*** Provided records

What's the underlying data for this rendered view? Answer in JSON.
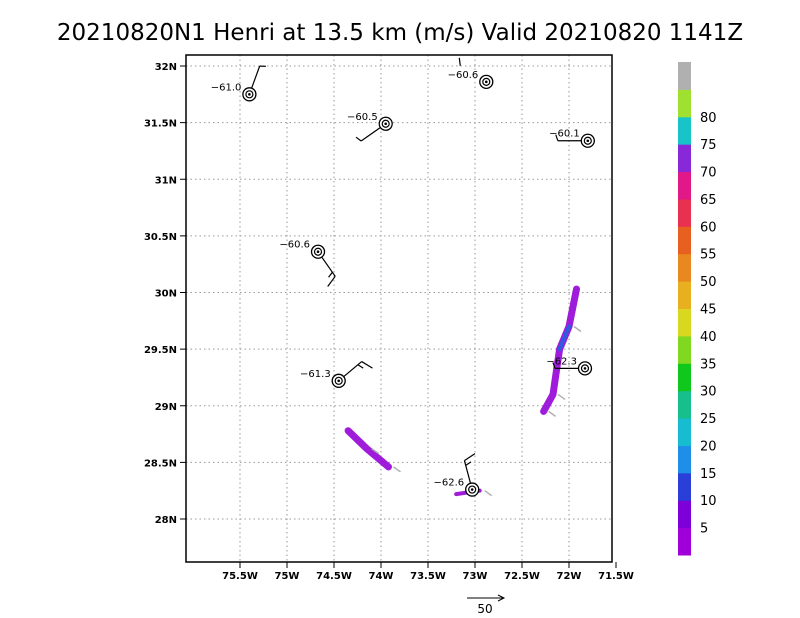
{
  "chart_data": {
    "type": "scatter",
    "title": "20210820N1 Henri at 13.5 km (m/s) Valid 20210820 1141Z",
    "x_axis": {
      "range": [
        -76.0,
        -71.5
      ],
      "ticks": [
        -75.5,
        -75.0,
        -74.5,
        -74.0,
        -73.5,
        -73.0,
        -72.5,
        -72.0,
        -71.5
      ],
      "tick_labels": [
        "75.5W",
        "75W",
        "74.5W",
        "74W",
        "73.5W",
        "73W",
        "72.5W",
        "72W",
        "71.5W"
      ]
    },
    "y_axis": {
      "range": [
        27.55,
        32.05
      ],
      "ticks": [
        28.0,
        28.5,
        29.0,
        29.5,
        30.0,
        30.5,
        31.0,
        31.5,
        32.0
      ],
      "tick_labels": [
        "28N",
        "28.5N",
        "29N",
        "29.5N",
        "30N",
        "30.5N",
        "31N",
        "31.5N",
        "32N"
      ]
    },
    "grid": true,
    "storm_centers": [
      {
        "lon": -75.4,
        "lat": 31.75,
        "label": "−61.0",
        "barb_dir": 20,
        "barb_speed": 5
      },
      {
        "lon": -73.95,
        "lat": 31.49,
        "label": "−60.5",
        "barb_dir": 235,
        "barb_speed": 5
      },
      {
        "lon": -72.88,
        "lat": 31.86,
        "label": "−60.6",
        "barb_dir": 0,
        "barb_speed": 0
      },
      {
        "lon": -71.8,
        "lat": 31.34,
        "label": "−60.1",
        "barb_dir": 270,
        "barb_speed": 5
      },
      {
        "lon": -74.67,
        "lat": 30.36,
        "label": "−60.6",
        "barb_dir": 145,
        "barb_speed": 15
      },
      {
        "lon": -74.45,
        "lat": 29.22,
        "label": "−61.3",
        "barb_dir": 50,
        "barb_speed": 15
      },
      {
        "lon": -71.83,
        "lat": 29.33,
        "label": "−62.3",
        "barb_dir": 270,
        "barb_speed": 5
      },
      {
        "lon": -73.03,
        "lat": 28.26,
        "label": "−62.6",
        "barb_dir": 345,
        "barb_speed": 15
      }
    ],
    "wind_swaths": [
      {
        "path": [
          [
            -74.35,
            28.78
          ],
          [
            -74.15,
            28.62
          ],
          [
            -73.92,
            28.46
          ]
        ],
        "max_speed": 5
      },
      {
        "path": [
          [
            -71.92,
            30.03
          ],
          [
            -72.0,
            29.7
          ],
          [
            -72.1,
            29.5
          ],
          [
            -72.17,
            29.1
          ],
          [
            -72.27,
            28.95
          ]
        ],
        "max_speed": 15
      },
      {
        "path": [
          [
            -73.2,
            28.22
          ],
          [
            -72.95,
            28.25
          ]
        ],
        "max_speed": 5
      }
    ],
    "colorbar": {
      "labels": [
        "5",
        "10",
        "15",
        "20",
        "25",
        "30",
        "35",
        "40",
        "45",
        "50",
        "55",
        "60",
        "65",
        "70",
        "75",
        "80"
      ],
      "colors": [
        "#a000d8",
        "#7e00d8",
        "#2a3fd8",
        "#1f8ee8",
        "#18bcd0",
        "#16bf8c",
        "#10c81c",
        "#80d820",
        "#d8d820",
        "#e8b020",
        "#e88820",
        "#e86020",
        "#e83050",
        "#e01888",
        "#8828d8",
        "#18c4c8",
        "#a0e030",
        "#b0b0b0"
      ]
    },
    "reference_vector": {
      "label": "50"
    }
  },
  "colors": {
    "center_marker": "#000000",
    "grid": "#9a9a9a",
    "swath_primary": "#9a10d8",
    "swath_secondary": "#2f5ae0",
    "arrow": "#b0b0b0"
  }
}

******

Retype all of the entries exactly as written, leaving out any images.

» Response:
What's the underlying data for this rendered view? Answer in JSON.
{
  "chart_data": {
    "type": "scatter",
    "title": "20210820N1 Henri at 13.5 km (m/s) Valid 20210820 1141Z",
    "x_axis": {
      "range": [
        -76.0,
        -71.5
      ],
      "ticks": [
        -75.5,
        -75.0,
        -74.5,
        -74.0,
        -73.5,
        -73.0,
        -72.5,
        -72.0,
        -71.5
      ],
      "tick_labels": [
        "75.5W",
        "75W",
        "74.5W",
        "74W",
        "73.5W",
        "73W",
        "72.5W",
        "72W",
        "71.5W"
      ]
    },
    "y_axis": {
      "range": [
        27.55,
        32.05
      ],
      "ticks": [
        28.0,
        28.5,
        29.0,
        29.5,
        30.0,
        30.5,
        31.0,
        31.5,
        32.0
      ],
      "tick_labels": [
        "28N",
        "28.5N",
        "29N",
        "29.5N",
        "30N",
        "30.5N",
        "31N",
        "31.5N",
        "32N"
      ]
    },
    "grid": true,
    "storm_centers": [
      {
        "lon": -75.4,
        "lat": 31.75,
        "label": "−61.0",
        "barb_dir": 20,
        "barb_speed": 5
      },
      {
        "lon": -73.95,
        "lat": 31.49,
        "label": "−60.5",
        "barb_dir": 235,
        "barb_speed": 5
      },
      {
        "lon": -72.88,
        "lat": 31.86,
        "label": "−60.6",
        "barb_dir": 0,
        "barb_speed": 0
      },
      {
        "lon": -71.8,
        "lat": 31.34,
        "label": "−60.1",
        "barb_dir": 270,
        "barb_speed": 5
      },
      {
        "lon": -74.67,
        "lat": 30.36,
        "label": "−60.6",
        "barb_dir": 145,
        "barb_speed": 15
      },
      {
        "lon": -74.45,
        "lat": 29.22,
        "label": "−61.3",
        "barb_dir": 50,
        "barb_speed": 15
      },
      {
        "lon": -71.83,
        "lat": 29.33,
        "label": "−62.3",
        "barb_dir": 270,
        "barb_speed": 5
      },
      {
        "lon": -73.03,
        "lat": 28.26,
        "label": "−62.6",
        "barb_dir": 345,
        "barb_speed": 15
      }
    ],
    "wind_swaths": [
      {
        "path": [
          [
            -74.35,
            28.78
          ],
          [
            -74.15,
            28.62
          ],
          [
            -73.92,
            28.46
          ]
        ],
        "max_speed": 5
      },
      {
        "path": [
          [
            -71.92,
            30.03
          ],
          [
            -72.0,
            29.7
          ],
          [
            -72.1,
            29.5
          ],
          [
            -72.17,
            29.1
          ],
          [
            -72.27,
            28.95
          ]
        ],
        "max_speed": 15
      },
      {
        "path": [
          [
            -73.2,
            28.22
          ],
          [
            -72.95,
            28.25
          ]
        ],
        "max_speed": 5
      }
    ],
    "colorbar": {
      "labels": [
        "5",
        "10",
        "15",
        "20",
        "25",
        "30",
        "35",
        "40",
        "45",
        "50",
        "55",
        "60",
        "65",
        "70",
        "75",
        "80"
      ],
      "colors": [
        "#a000d8",
        "#7e00d8",
        "#2a3fd8",
        "#1f8ee8",
        "#18bcd0",
        "#16bf8c",
        "#10c81c",
        "#80d820",
        "#d8d820",
        "#e8b020",
        "#e88820",
        "#e86020",
        "#e83050",
        "#e01888",
        "#8828d8",
        "#18c4c8",
        "#a0e030",
        "#b0b0b0"
      ]
    },
    "reference_vector": {
      "label": "50"
    }
  },
  "colors": {
    "center_marker": "#000000",
    "grid": "#9a9a9a",
    "swath_primary": "#9a10d8",
    "swath_secondary": "#2f5ae0",
    "arrow": "#b0b0b0"
  }
}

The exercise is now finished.